* SOURCE RECORDS
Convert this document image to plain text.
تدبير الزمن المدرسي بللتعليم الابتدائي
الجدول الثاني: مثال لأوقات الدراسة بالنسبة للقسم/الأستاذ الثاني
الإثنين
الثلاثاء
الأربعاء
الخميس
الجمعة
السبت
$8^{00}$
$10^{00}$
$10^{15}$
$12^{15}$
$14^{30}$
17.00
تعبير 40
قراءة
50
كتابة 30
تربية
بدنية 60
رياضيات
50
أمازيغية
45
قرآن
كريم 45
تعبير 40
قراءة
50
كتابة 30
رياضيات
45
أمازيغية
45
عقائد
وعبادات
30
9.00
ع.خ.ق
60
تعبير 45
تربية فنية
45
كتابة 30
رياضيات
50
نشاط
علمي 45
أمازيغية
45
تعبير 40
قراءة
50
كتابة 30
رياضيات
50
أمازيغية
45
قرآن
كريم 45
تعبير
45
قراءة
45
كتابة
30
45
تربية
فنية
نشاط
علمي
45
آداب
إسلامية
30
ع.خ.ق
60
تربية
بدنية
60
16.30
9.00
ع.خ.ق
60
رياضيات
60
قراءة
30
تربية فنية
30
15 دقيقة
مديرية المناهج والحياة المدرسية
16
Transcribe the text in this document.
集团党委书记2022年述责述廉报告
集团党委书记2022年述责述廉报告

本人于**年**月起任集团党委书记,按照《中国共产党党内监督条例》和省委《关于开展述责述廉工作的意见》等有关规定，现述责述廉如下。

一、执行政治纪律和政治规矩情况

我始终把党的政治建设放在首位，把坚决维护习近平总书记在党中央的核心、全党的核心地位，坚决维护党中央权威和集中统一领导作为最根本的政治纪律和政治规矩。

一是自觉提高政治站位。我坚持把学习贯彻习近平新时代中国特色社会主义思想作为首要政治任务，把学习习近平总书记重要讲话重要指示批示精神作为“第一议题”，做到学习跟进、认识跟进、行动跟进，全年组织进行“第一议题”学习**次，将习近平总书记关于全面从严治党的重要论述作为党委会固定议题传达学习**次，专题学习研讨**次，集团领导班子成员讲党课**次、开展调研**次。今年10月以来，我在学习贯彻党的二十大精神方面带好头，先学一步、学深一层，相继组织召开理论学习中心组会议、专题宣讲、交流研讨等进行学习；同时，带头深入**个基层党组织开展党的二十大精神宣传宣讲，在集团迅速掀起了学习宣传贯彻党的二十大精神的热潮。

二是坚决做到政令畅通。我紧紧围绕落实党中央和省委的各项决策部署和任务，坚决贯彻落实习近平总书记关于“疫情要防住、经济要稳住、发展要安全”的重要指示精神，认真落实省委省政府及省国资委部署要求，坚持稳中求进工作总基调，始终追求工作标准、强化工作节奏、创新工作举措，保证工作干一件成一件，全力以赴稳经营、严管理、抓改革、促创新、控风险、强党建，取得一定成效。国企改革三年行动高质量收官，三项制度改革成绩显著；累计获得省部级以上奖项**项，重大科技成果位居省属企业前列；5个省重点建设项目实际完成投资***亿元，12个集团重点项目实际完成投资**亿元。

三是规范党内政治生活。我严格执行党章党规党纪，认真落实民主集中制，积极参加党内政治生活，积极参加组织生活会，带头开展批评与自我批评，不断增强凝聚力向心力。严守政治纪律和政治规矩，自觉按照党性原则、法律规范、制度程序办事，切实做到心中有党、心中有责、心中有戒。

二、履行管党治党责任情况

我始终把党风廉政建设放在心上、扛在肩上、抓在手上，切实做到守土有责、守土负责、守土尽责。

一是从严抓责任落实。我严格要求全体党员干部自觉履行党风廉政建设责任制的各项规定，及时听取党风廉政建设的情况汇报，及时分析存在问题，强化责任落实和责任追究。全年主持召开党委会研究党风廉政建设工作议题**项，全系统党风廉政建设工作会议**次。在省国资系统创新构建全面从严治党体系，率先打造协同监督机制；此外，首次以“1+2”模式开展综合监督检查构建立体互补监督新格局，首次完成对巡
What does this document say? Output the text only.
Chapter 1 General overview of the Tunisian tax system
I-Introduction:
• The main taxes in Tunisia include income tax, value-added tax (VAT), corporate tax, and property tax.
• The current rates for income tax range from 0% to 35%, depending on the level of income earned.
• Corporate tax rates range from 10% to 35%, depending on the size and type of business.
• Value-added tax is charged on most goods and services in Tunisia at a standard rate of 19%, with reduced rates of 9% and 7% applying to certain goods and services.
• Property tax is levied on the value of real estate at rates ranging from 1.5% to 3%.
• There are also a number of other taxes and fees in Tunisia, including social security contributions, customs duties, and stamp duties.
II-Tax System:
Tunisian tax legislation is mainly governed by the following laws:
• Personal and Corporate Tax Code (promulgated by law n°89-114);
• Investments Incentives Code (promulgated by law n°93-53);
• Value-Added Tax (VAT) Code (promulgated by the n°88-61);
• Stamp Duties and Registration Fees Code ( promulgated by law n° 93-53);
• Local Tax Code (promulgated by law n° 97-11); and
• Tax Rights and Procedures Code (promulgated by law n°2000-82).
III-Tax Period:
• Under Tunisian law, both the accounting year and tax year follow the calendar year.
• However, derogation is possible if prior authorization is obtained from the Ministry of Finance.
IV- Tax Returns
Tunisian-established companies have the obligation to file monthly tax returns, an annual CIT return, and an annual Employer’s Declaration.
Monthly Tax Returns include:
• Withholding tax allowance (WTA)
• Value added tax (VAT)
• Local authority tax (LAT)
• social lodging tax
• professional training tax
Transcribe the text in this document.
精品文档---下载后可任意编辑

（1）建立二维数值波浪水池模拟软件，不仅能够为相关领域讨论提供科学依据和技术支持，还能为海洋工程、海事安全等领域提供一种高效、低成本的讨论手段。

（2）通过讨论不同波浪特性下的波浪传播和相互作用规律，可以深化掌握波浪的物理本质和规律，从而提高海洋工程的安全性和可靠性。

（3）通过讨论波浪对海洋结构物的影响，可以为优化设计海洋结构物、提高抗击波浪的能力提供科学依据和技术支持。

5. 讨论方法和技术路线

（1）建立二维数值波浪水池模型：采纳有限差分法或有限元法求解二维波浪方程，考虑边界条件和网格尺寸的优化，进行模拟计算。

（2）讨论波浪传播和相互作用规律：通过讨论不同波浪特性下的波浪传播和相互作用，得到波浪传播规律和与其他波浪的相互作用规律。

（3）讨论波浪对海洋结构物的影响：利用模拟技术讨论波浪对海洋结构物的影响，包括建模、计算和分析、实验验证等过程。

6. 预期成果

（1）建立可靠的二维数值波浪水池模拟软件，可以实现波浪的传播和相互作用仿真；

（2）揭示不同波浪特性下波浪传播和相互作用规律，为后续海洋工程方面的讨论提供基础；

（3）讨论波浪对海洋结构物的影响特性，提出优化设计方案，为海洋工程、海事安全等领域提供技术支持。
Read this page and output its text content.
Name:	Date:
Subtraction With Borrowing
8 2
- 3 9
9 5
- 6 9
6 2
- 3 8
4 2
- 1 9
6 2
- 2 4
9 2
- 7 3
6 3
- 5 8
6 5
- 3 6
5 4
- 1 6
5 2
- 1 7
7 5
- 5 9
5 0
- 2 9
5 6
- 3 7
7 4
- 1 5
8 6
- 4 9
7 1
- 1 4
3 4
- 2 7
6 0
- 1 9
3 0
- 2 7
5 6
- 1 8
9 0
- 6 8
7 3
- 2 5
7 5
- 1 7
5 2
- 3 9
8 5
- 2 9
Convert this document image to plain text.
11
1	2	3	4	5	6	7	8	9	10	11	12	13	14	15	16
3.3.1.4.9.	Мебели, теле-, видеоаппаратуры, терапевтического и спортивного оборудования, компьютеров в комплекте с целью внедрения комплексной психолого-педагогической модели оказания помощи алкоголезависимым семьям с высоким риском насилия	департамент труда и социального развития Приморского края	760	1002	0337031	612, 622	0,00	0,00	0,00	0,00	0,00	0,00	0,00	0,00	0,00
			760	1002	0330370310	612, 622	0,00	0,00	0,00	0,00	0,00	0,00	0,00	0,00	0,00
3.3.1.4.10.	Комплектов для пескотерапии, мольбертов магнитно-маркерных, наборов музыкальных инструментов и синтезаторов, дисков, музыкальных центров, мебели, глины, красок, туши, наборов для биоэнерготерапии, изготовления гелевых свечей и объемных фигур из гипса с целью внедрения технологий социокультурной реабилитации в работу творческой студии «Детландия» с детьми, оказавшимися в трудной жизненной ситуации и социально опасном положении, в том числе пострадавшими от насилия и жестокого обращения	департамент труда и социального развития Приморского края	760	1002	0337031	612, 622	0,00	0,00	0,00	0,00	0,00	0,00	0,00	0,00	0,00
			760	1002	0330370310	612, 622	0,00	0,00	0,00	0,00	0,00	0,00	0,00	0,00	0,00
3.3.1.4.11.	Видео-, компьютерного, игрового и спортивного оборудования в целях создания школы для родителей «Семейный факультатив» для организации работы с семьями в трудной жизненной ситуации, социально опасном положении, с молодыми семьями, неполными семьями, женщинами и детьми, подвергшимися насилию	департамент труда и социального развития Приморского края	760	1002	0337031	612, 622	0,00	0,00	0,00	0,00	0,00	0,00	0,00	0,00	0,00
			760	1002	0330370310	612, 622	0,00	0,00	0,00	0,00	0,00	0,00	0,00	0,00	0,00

* AIM OF THE EXERCISE
Give nothing but the count of lines in the listing above that hold the string "depending".

* WRITTEN REPLY
2